→ Exercise goal
Extract every line of the material that holds the string "this".

Collected data:
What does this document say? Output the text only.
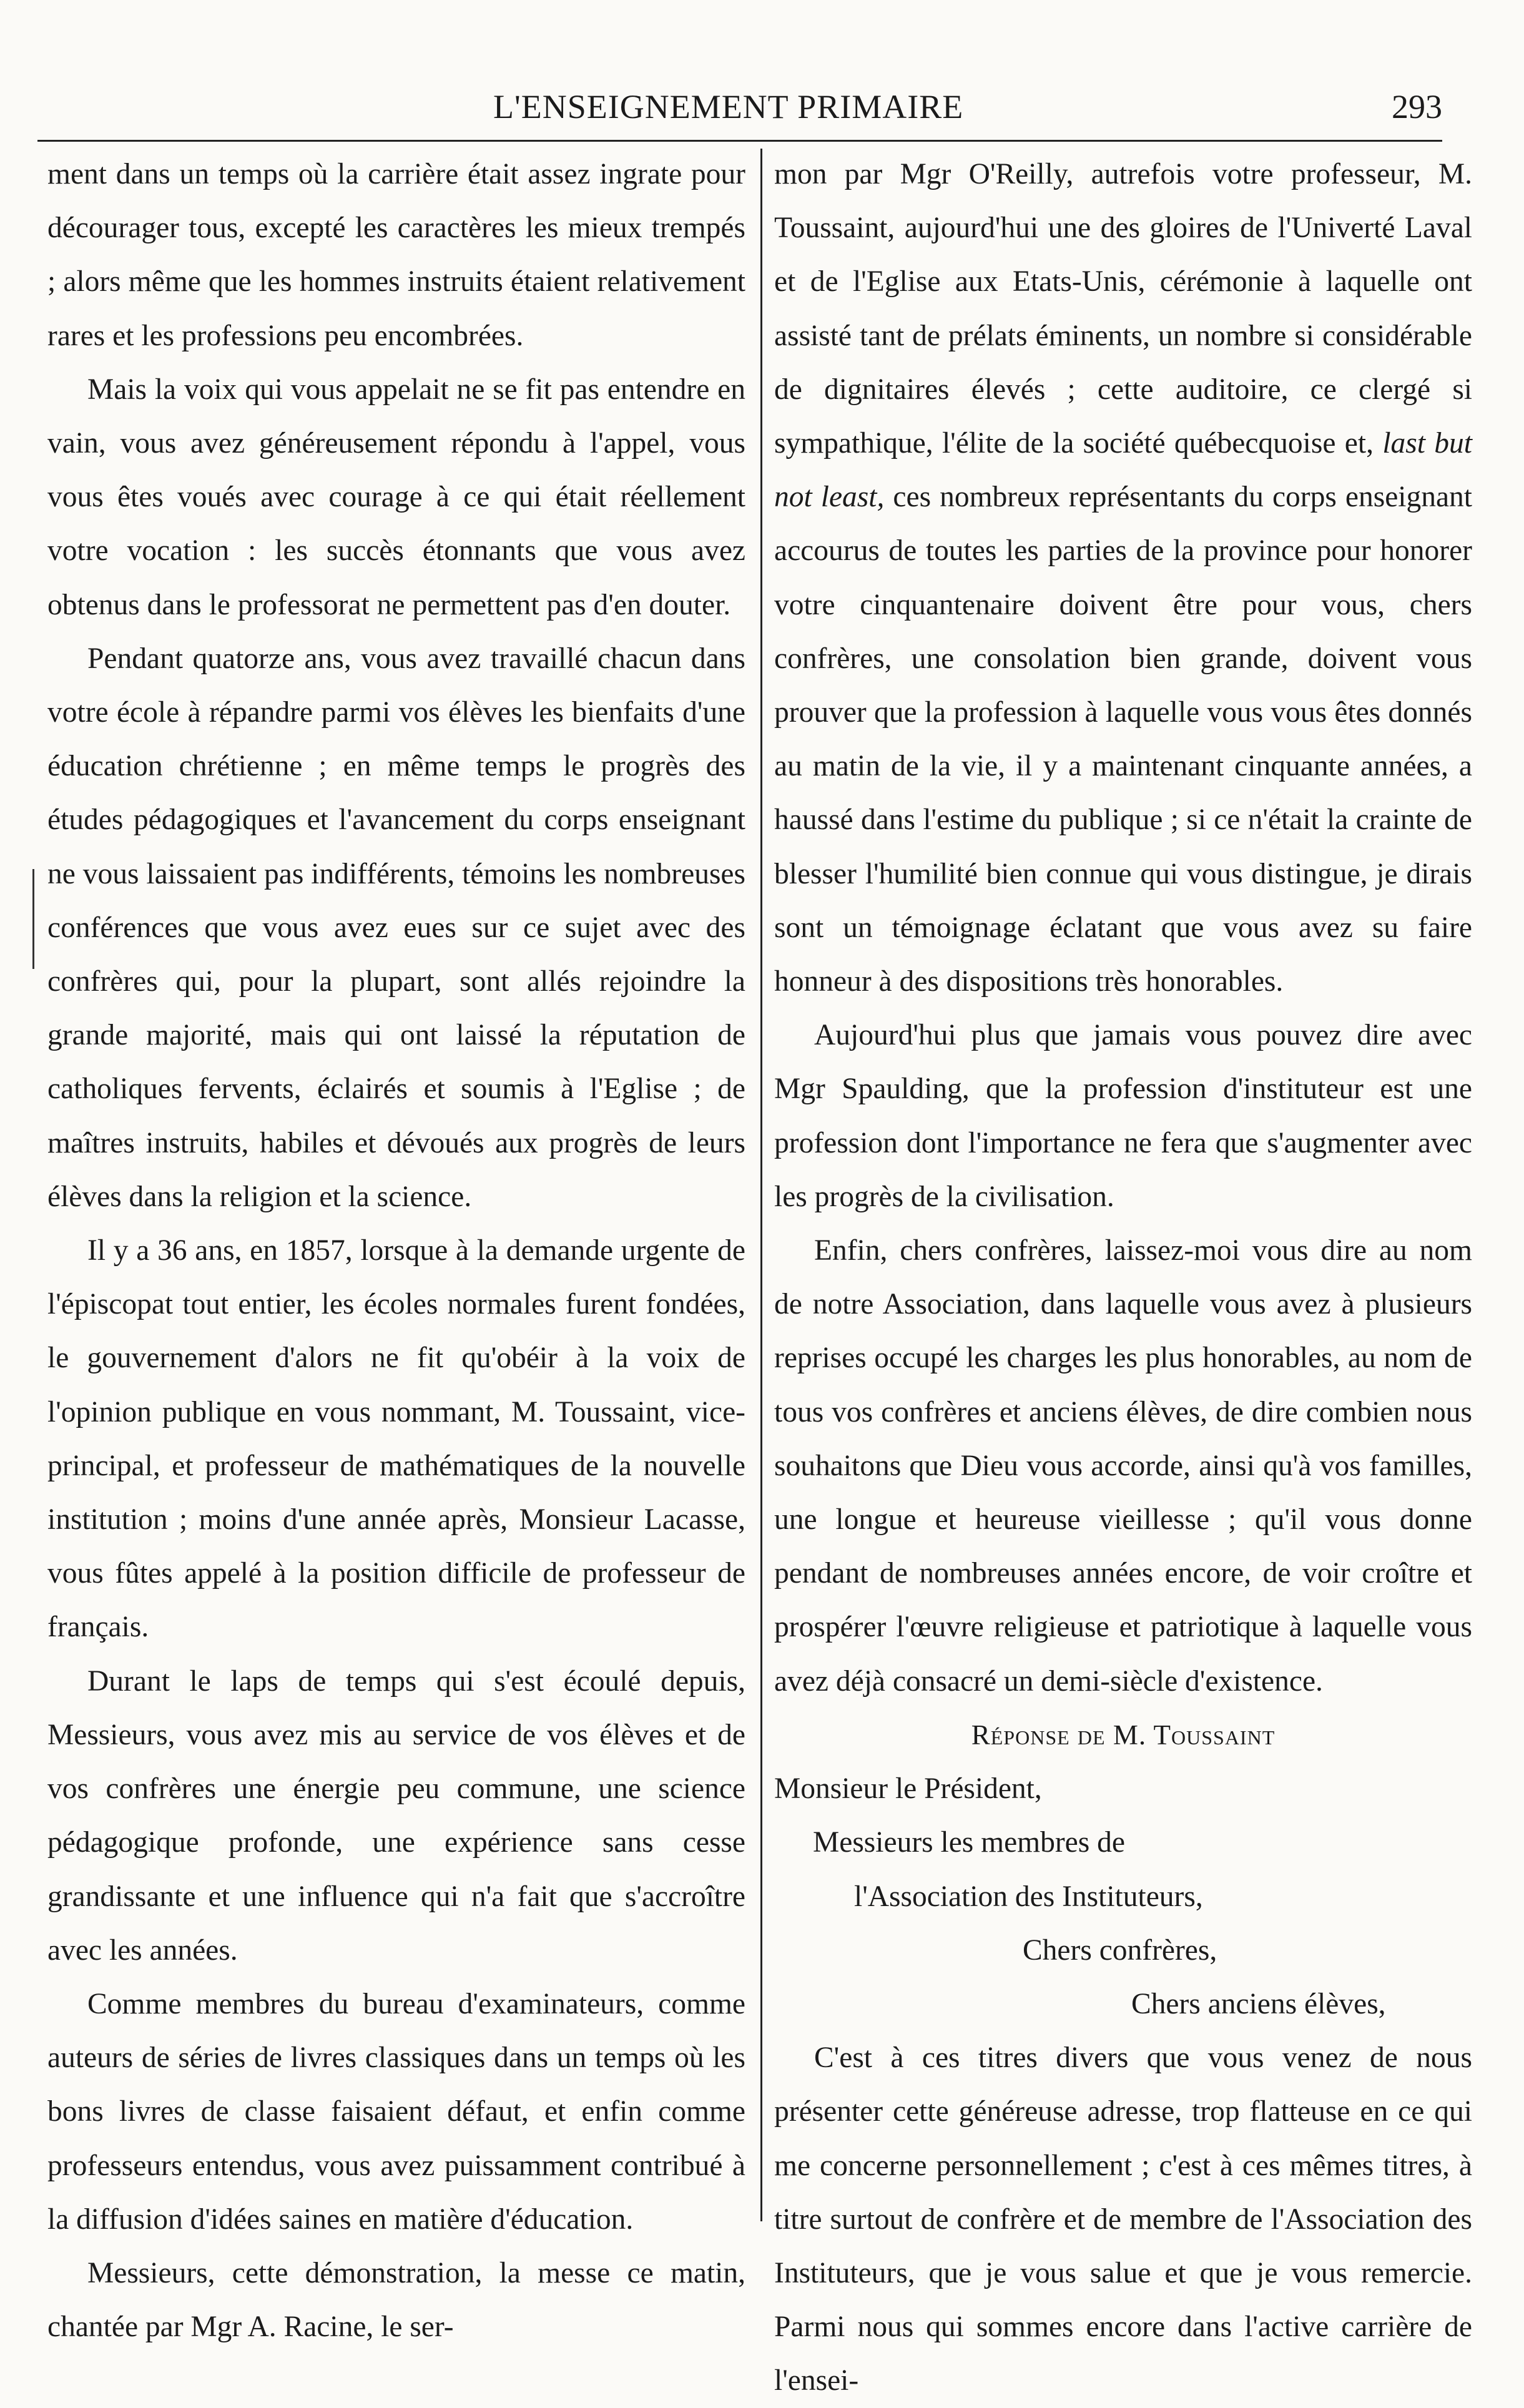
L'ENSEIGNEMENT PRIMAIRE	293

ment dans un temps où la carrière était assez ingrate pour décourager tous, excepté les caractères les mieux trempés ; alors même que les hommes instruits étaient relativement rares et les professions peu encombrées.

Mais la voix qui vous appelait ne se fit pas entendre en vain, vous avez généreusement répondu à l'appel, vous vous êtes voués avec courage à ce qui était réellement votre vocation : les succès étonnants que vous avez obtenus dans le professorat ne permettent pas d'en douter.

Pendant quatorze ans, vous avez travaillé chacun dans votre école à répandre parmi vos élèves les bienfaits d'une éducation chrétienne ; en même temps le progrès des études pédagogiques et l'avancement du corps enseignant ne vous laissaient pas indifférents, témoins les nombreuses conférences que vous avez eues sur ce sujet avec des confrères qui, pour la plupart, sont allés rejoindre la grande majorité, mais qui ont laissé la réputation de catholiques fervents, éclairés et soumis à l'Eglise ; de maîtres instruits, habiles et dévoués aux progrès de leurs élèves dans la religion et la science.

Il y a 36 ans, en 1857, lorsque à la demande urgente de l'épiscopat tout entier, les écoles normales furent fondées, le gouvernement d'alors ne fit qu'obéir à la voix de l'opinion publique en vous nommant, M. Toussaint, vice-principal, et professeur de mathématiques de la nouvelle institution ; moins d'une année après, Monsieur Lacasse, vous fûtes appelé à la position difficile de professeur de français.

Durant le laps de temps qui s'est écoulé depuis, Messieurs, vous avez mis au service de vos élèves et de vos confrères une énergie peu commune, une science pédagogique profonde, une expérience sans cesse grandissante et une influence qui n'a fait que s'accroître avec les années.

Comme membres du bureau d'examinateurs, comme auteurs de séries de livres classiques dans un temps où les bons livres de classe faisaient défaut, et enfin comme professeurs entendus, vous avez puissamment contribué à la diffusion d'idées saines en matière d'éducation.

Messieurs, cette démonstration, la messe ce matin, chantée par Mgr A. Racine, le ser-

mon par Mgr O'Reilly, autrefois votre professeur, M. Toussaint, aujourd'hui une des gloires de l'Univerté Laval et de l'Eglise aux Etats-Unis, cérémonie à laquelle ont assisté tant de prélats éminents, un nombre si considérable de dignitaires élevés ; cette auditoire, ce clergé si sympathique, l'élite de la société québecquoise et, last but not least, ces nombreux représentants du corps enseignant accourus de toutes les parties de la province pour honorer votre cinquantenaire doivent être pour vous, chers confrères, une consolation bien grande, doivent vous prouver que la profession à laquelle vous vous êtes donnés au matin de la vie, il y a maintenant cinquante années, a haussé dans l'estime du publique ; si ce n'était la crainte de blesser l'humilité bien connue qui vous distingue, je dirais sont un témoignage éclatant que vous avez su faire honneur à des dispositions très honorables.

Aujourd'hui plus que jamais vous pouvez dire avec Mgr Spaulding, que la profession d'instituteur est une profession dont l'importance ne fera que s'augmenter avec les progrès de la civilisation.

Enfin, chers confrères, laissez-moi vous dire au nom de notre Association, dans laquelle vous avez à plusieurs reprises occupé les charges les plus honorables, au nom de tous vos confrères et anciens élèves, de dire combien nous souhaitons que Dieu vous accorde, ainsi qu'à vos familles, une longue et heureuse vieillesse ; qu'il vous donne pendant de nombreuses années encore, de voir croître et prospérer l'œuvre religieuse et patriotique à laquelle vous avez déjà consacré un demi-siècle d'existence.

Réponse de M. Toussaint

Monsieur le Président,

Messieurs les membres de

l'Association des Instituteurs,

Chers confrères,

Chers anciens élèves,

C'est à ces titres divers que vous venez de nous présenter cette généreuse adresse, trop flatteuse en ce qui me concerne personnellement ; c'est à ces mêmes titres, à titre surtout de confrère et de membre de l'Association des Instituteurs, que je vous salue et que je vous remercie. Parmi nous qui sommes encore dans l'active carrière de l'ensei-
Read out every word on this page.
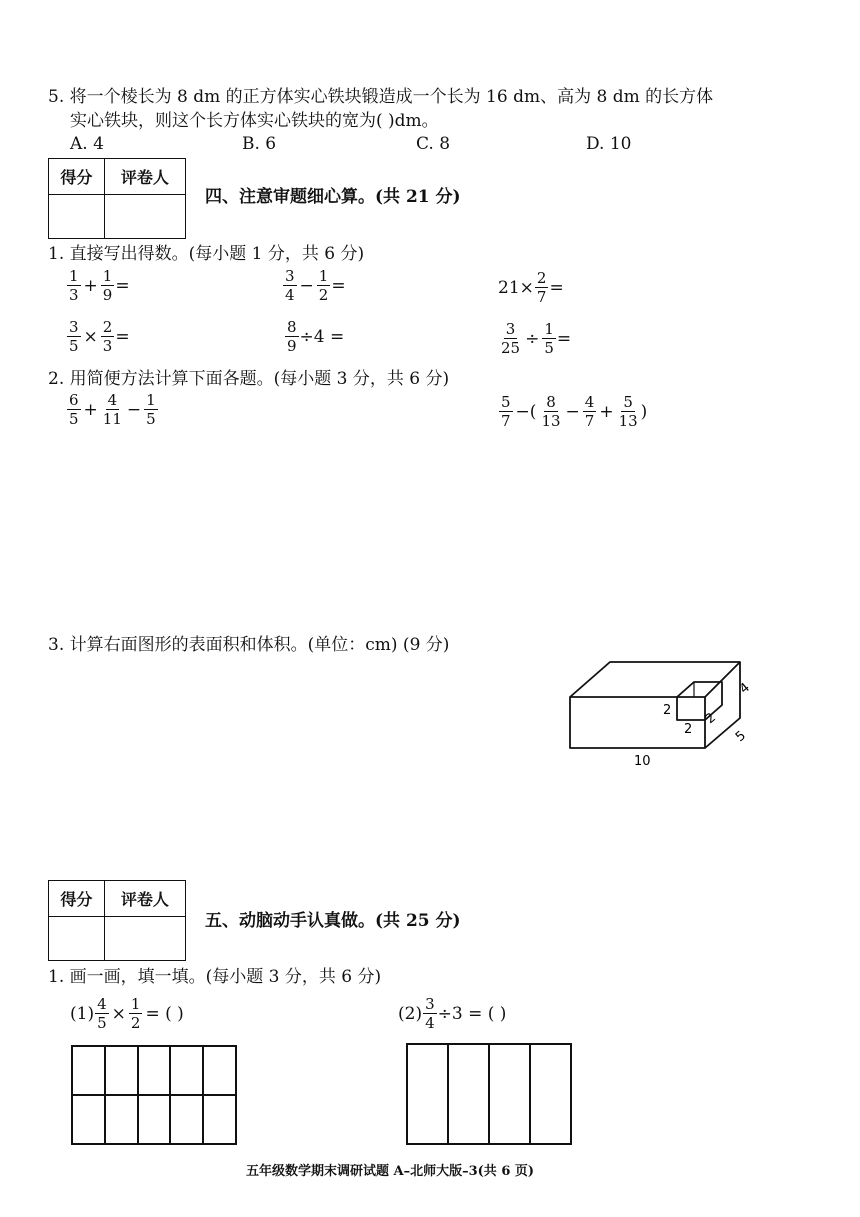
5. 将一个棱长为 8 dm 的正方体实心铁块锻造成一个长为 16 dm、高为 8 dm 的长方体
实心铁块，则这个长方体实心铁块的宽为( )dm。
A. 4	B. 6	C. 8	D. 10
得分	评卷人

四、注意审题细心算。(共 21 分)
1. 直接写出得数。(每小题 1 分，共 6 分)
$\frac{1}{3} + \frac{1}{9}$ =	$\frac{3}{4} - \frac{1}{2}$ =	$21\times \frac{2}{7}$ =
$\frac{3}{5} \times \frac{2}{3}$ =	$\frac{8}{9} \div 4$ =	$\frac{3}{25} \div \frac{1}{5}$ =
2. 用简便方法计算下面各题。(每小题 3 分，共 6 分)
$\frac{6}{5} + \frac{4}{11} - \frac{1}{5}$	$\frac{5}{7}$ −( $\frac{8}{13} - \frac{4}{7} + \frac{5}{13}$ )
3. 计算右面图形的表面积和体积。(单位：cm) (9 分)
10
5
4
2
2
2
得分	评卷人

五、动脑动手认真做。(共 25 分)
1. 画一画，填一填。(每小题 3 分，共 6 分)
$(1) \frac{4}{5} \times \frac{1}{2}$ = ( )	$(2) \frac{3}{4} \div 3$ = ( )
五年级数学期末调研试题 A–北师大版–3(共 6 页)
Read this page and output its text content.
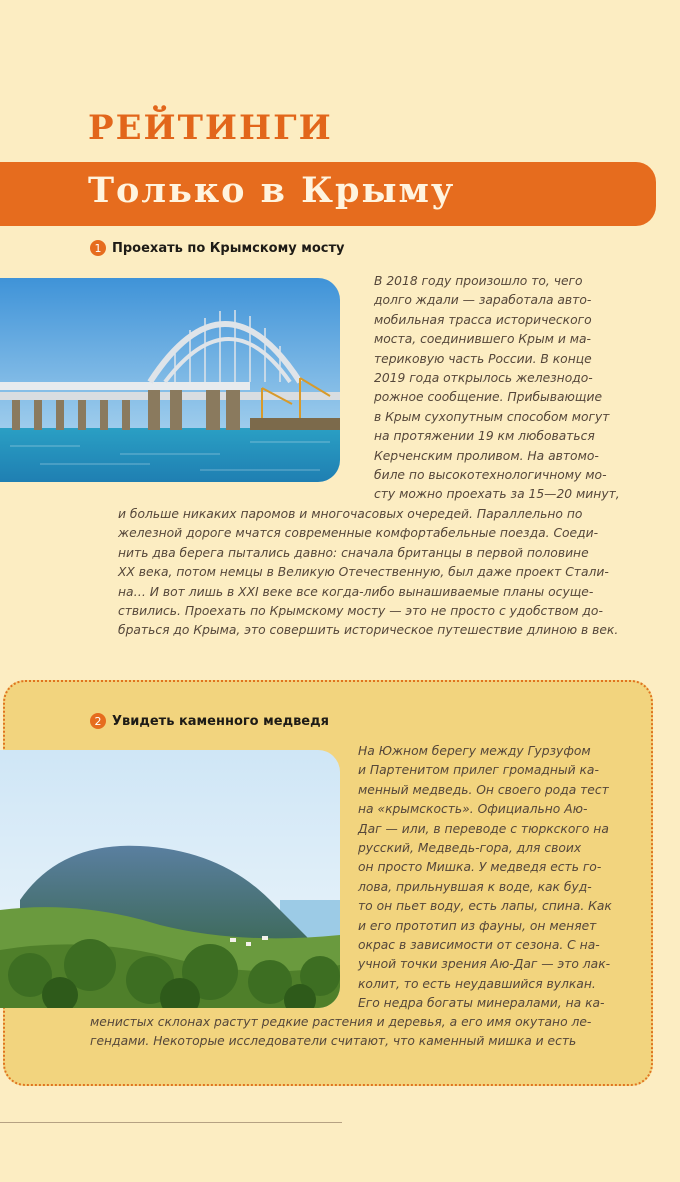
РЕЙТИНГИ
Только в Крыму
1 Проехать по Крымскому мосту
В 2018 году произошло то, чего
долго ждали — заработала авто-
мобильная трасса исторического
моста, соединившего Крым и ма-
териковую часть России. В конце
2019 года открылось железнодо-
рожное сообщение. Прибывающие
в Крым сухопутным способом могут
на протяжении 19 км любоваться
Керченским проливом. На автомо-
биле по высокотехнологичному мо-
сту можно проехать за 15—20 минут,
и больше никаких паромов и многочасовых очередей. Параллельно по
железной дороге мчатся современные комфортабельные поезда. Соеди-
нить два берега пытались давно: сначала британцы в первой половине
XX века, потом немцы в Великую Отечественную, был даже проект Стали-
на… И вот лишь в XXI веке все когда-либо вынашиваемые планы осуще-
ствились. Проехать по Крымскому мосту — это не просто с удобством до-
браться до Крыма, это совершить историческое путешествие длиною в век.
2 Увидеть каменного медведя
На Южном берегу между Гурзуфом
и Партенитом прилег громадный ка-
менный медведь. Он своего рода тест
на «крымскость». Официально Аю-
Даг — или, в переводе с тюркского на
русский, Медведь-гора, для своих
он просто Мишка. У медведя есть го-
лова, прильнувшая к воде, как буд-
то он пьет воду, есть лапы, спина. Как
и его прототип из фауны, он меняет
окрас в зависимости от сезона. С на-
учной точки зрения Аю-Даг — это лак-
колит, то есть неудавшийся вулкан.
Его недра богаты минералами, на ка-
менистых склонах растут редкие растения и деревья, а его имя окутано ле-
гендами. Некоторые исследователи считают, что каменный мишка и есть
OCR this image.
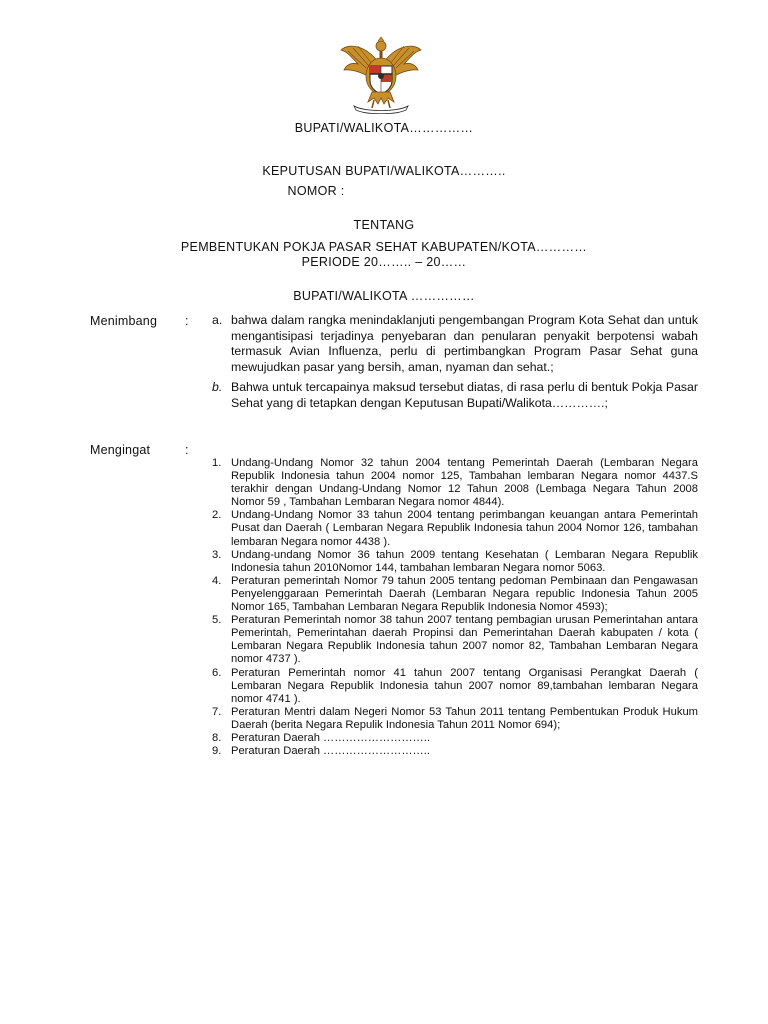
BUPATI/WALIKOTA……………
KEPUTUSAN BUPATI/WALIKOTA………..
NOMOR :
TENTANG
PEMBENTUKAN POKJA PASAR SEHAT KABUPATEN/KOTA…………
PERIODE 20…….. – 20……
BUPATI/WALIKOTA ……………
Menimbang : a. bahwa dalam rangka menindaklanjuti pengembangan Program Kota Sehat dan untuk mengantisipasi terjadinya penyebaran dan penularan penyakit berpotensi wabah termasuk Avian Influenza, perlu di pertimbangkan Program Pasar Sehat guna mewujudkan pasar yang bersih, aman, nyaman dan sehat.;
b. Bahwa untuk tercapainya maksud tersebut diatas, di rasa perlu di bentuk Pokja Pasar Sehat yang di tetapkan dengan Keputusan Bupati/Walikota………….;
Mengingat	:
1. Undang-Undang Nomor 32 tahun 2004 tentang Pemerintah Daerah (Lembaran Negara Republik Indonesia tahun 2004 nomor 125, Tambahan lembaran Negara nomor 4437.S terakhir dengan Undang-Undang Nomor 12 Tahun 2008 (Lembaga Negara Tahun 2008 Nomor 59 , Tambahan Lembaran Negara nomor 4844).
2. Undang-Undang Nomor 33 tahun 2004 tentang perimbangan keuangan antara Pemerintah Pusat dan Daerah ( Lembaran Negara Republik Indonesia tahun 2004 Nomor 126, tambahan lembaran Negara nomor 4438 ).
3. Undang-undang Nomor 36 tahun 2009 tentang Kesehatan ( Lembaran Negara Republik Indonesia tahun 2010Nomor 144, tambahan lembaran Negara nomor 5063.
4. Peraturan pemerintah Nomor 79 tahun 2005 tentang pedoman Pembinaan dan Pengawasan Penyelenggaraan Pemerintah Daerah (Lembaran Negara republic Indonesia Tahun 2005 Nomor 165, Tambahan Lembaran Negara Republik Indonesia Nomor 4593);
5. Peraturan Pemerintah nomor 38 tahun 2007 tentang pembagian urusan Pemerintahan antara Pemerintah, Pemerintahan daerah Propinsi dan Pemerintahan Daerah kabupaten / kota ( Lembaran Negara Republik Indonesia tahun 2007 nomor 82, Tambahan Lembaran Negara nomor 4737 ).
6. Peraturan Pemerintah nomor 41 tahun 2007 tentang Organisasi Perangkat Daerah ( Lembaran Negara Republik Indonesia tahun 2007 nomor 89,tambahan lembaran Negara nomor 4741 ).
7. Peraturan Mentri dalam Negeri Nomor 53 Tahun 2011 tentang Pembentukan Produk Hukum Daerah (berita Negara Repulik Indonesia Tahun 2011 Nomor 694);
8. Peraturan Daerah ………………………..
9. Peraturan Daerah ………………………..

→ Written answer
What does this document say? Output the text only.
Read out every word on this page.
Read this page and output its text content.
OCR this image.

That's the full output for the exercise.